━━━━━ Supplied data

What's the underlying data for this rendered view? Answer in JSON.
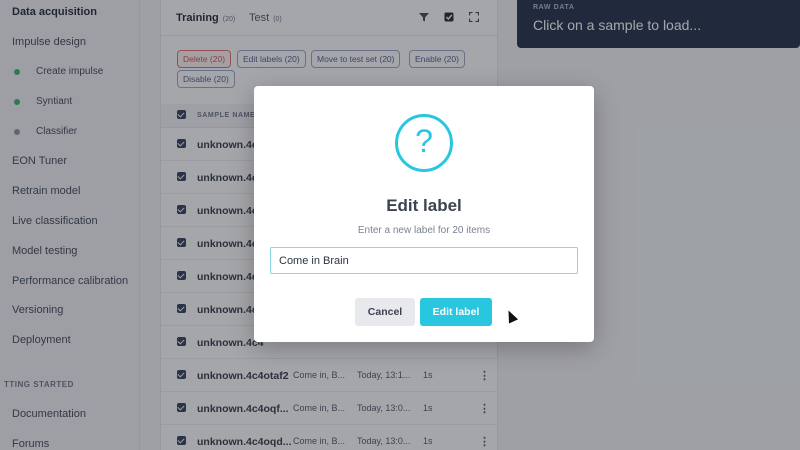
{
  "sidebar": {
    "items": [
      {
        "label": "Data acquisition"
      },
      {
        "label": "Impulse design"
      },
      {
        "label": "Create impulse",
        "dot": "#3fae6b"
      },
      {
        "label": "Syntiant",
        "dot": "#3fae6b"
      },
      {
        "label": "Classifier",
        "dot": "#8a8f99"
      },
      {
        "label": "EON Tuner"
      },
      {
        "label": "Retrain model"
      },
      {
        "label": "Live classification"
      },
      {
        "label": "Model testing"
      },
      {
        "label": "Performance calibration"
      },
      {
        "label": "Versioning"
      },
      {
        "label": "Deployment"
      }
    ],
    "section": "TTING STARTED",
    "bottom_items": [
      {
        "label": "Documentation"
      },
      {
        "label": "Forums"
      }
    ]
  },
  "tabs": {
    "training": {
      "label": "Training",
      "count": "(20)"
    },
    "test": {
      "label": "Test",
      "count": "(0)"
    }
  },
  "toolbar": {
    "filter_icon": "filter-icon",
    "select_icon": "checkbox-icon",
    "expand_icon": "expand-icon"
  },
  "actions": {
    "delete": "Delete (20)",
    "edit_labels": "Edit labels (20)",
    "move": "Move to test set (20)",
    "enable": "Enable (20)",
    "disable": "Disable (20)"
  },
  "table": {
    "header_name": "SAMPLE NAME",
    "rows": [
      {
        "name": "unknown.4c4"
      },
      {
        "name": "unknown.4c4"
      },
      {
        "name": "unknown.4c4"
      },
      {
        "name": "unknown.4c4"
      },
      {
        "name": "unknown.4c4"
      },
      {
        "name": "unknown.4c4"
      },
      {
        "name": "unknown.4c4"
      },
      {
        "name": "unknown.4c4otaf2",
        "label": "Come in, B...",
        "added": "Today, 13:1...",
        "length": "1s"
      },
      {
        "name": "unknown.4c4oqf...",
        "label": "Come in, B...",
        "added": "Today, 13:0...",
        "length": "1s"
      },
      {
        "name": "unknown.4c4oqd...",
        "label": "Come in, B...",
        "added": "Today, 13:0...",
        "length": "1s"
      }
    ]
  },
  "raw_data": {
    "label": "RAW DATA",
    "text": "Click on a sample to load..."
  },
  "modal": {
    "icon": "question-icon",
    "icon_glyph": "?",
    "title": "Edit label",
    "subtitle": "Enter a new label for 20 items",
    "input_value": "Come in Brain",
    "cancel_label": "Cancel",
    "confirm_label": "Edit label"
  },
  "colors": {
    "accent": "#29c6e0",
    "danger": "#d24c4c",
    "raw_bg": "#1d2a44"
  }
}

━━━━━━━━━━
━━━━━ Supplied data

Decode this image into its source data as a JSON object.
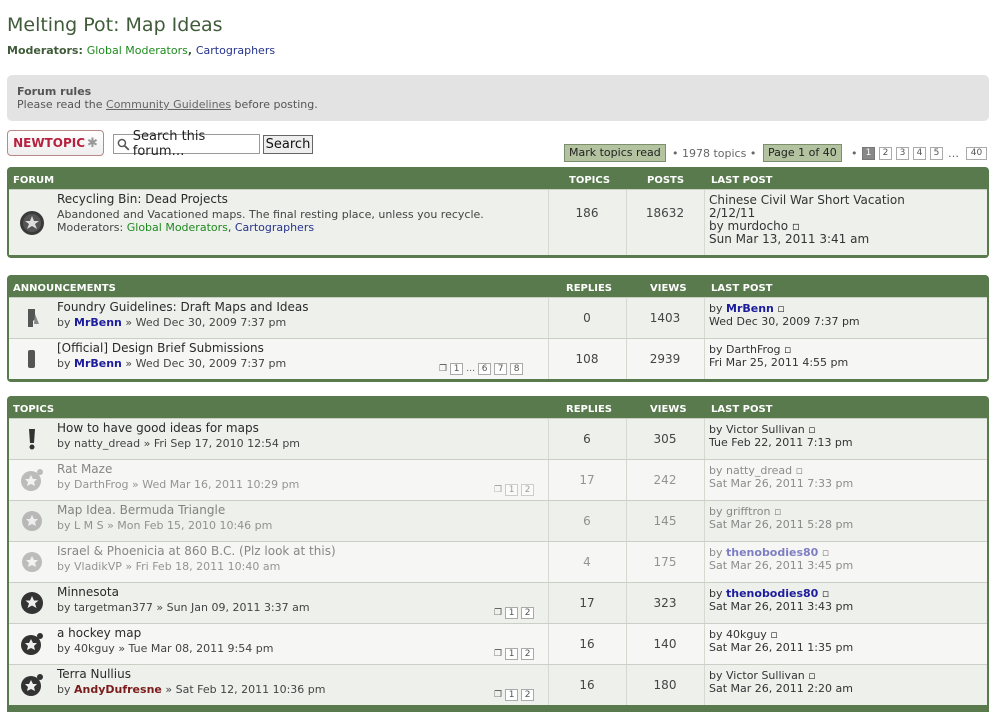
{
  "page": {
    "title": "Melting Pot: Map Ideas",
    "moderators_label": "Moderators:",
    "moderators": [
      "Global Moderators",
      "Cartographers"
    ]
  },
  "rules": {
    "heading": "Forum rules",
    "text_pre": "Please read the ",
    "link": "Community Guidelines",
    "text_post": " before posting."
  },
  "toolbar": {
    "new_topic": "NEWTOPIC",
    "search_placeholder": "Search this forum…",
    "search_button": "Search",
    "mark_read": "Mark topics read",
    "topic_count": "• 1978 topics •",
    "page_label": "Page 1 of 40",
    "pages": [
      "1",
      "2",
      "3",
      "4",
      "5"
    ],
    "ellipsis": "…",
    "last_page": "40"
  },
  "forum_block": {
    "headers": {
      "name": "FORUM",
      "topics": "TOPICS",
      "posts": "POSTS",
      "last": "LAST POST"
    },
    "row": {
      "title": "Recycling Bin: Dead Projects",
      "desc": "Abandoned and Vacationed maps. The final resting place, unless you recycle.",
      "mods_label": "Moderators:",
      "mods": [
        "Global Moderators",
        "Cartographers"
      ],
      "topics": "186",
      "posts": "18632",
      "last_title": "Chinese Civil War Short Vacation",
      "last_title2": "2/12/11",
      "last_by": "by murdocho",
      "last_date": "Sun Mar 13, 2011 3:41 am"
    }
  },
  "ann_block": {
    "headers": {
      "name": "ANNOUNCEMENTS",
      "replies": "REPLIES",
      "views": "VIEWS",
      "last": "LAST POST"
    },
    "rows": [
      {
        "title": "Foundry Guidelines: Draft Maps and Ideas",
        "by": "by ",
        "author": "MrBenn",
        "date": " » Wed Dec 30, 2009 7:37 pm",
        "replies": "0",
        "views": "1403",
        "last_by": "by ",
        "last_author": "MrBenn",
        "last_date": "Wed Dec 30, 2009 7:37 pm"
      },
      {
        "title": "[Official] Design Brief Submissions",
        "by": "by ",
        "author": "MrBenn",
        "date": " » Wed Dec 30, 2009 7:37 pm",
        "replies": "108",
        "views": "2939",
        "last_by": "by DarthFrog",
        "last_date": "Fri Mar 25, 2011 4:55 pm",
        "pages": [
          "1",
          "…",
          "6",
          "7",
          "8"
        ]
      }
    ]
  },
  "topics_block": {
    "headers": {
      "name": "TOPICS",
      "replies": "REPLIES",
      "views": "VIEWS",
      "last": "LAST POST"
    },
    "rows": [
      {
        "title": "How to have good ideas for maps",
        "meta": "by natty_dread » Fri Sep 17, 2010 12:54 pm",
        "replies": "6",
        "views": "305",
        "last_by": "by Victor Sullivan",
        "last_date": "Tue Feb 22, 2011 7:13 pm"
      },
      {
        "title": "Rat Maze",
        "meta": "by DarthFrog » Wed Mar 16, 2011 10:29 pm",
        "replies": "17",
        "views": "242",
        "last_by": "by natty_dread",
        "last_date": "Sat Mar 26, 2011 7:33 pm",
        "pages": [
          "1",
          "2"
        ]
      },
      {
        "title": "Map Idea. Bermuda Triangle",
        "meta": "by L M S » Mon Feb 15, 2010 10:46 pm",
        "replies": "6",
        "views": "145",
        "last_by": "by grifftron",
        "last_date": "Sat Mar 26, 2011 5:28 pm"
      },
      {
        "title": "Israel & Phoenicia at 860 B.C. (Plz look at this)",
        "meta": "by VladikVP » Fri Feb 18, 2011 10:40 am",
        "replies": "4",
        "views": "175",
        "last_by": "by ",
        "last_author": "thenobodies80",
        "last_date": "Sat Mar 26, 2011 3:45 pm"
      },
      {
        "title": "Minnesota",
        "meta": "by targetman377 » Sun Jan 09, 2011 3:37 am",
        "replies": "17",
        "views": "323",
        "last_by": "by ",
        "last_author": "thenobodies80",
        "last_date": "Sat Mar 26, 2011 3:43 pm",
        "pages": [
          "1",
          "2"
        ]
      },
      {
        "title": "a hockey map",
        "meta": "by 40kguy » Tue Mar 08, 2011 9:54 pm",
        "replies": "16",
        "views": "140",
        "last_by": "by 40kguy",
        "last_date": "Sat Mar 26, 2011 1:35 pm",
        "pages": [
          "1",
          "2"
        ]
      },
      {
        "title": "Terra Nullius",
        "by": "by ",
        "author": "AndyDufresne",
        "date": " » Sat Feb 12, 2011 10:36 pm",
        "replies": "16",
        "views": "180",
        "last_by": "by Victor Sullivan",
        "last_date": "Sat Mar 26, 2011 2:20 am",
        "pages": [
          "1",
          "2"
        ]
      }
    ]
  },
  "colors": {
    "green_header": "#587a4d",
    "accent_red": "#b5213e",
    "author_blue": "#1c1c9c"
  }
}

━━━━━━━━━━
━━━━━ Supplied data

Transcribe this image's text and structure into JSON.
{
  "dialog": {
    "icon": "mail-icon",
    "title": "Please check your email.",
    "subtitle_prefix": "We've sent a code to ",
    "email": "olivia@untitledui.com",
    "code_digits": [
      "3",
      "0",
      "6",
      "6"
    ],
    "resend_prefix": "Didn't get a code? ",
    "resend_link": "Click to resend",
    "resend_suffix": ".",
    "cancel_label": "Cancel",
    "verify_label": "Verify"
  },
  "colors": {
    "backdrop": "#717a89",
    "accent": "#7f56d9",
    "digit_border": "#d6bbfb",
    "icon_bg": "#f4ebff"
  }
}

━━━━━━━━━━

■ Request ■
Only lines with the word "views" should be collected from the material.

■ Reply ■
      "views": "VIEWS",
        "views": "1403",
        "views": "2939",
      "views": "VIEWS",
        "views": "305",
        "views": "242",
        "views": "145",
        "views": "175",
        "views": "323",
        "views": "140",
        "views": "180",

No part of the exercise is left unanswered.